**GOAL OF THE EXERCISE:**
Scan the entries below for the word "Pferdes". Copy each line that has it.
-- begin MATERIAL SUPPLIED --
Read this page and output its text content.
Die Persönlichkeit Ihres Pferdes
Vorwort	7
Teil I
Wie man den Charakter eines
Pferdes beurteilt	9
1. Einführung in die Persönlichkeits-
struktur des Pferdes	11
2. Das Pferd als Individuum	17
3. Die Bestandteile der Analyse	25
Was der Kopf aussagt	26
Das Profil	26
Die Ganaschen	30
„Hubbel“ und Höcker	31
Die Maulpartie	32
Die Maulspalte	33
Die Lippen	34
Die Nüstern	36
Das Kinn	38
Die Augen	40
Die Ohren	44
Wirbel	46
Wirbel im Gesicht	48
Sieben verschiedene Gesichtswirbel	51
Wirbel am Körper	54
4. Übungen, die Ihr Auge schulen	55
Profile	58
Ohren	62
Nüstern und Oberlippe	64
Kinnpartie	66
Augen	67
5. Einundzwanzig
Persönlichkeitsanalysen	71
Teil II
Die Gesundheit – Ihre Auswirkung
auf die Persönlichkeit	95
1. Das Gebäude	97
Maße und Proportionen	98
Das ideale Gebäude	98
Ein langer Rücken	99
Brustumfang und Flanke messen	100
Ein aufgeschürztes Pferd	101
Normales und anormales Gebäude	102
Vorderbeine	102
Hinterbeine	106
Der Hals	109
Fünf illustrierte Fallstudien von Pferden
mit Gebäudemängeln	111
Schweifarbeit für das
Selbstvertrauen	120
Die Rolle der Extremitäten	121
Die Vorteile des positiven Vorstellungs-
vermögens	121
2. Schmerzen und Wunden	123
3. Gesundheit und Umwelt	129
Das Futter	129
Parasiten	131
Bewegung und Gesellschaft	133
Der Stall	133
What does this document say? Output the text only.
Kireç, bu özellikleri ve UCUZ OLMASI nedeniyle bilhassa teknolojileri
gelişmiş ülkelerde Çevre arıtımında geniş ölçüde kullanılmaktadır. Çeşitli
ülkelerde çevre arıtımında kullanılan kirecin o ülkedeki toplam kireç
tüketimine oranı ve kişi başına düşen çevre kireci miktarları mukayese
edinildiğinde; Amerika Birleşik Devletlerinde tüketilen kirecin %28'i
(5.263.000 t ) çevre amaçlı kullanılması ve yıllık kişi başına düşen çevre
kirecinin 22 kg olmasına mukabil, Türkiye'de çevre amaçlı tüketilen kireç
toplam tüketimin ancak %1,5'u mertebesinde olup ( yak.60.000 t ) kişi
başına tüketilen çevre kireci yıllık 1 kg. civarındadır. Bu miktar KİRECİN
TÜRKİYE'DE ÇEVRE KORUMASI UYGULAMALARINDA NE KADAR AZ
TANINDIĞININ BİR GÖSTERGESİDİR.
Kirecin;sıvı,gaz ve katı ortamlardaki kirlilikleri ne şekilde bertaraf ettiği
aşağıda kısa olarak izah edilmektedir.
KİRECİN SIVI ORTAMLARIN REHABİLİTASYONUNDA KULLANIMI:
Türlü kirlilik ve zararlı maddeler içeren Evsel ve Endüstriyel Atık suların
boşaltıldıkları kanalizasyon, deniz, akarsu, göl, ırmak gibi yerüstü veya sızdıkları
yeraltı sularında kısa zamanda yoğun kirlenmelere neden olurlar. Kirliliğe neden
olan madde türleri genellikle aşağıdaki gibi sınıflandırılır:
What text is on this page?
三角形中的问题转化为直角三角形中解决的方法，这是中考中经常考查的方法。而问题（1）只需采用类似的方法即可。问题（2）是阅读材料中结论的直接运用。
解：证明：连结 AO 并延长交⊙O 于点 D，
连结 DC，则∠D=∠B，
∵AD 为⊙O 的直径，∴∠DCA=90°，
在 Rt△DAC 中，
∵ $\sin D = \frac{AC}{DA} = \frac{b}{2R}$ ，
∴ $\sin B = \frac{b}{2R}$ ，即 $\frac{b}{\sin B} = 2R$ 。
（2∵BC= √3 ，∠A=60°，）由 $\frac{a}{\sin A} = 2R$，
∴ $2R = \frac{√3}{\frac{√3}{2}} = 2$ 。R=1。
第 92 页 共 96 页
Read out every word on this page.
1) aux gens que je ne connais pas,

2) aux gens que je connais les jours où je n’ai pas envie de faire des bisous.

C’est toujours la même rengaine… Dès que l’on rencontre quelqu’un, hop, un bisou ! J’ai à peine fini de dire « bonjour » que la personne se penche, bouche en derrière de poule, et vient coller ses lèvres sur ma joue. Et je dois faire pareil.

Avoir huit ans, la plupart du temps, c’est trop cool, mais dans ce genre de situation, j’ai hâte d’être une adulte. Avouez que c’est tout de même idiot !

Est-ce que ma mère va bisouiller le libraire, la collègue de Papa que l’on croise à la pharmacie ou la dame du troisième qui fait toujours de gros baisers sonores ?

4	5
-- end MATERIAL SUPPLIED --
**SOLUTION:**
Die Persönlichkeit Ihres Pferdes
Pferdes beurteilt	9
struktur des Pferdes	11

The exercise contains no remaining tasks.